▸ Task to carry out:
Single out each line with the word "color" and copy it.

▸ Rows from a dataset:
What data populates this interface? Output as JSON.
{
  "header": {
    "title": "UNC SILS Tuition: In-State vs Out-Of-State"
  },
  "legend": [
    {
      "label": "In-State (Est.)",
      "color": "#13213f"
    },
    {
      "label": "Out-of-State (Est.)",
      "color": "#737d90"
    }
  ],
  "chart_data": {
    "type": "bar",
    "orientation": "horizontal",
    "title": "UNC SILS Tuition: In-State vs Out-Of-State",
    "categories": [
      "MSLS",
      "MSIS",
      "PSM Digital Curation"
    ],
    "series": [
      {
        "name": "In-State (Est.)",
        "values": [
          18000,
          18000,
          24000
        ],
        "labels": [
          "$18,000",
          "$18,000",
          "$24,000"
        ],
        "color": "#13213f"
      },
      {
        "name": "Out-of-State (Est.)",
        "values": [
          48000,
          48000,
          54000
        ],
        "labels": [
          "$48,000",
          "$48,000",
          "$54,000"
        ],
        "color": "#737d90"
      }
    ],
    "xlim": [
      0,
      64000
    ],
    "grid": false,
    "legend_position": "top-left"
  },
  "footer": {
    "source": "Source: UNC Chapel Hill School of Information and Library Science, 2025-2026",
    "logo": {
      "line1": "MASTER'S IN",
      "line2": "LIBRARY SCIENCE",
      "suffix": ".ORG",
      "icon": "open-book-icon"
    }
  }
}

▸ Solution for this exercise:
      "color": "#13213f"
      "color": "#737d90"
        "color": "#13213f"
        "color": "#737d90"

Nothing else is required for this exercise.